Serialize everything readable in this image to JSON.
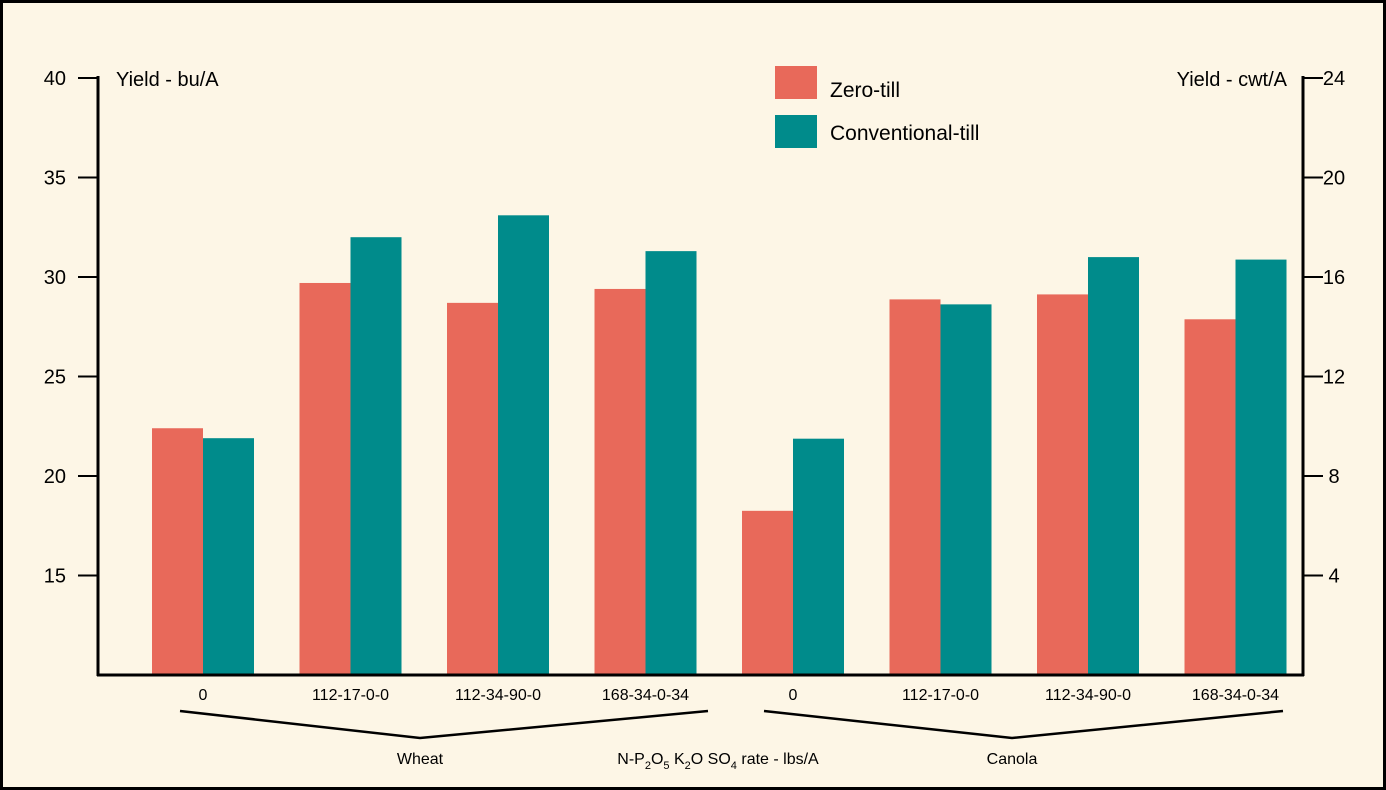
{
  "chart_data": {
    "type": "bar",
    "groups": [
      {
        "name": "Wheat",
        "categories": [
          "0",
          "112-17-0-0",
          "112-34-90-0",
          "168-34-0-34"
        ]
      },
      {
        "name": "Canola",
        "categories": [
          "0",
          "112-17-0-0",
          "112-34-90-0",
          "168-34-0-34"
        ]
      }
    ],
    "categories": [
      "0",
      "112-17-0-0",
      "112-34-90-0",
      "168-34-0-34",
      "0",
      "112-17-0-0",
      "112-34-90-0",
      "168-34-0-34"
    ],
    "series": [
      {
        "name": "Zero-till",
        "color": "#e8695a",
        "wheat_bu_per_A": [
          22.4,
          29.7,
          28.7,
          29.4
        ],
        "canola_cwt_per_A": [
          6.6,
          15.1,
          15.3,
          14.3
        ]
      },
      {
        "name": "Conventional-till",
        "color": "#008b8b",
        "wheat_bu_per_A": [
          21.9,
          32.0,
          33.1,
          31.3
        ],
        "canola_cwt_per_A": [
          9.5,
          14.9,
          16.8,
          16.7
        ]
      }
    ],
    "y_left": {
      "label": "Yield - bu/A",
      "ylim": [
        10,
        40
      ],
      "ticks": [
        15,
        20,
        25,
        30,
        35,
        40
      ]
    },
    "y_right": {
      "label": "Yield - cwt/A",
      "ylim": [
        0,
        24
      ],
      "ticks": [
        4,
        8,
        12,
        16,
        20,
        24
      ]
    },
    "xlabel_parts": {
      "a": "N-P",
      "b": "2",
      "c": "O",
      "d": "5",
      "e": " K",
      "f": "2",
      "g": "O SO",
      "h": "4",
      "i": " rate - lbs/A"
    },
    "legend_position": "top-center",
    "grid": false
  },
  "colors": {
    "background": "#fdf6e6",
    "zero_till": "#e8695a",
    "conventional_till": "#008b8b"
  }
}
━━━━━━━━
_STATED TASK_
Print all the records again exactly; do not include any picture.

_THE SOLUTION_
Serialize everything readable in this image to JSON.
{
  "chart_data": {
    "type": "bar",
    "groups": [
      {
        "name": "Wheat",
        "categories": [
          "0",
          "112-17-0-0",
          "112-34-90-0",
          "168-34-0-34"
        ]
      },
      {
        "name": "Canola",
        "categories": [
          "0",
          "112-17-0-0",
          "112-34-90-0",
          "168-34-0-34"
        ]
      }
    ],
    "categories": [
      "0",
      "112-17-0-0",
      "112-34-90-0",
      "168-34-0-34",
      "0",
      "112-17-0-0",
      "112-34-90-0",
      "168-34-0-34"
    ],
    "series": [
      {
        "name": "Zero-till",
        "color": "#e8695a",
        "wheat_bu_per_A": [
          22.4,
          29.7,
          28.7,
          29.4
        ],
        "canola_cwt_per_A": [
          6.6,
          15.1,
          15.3,
          14.3
        ]
      },
      {
        "name": "Conventional-till",
        "color": "#008b8b",
        "wheat_bu_per_A": [
          21.9,
          32.0,
          33.1,
          31.3
        ],
        "canola_cwt_per_A": [
          9.5,
          14.9,
          16.8,
          16.7
        ]
      }
    ],
    "y_left": {
      "label": "Yield - bu/A",
      "ylim": [
        10,
        40
      ],
      "ticks": [
        15,
        20,
        25,
        30,
        35,
        40
      ]
    },
    "y_right": {
      "label": "Yield - cwt/A",
      "ylim": [
        0,
        24
      ],
      "ticks": [
        4,
        8,
        12,
        16,
        20,
        24
      ]
    },
    "xlabel_parts": {
      "a": "N-P",
      "b": "2",
      "c": "O",
      "d": "5",
      "e": " K",
      "f": "2",
      "g": "O SO",
      "h": "4",
      "i": " rate - lbs/A"
    },
    "legend_position": "top-center",
    "grid": false
  },
  "colors": {
    "background": "#fdf6e6",
    "zero_till": "#e8695a",
    "conventional_till": "#008b8b"
  }
}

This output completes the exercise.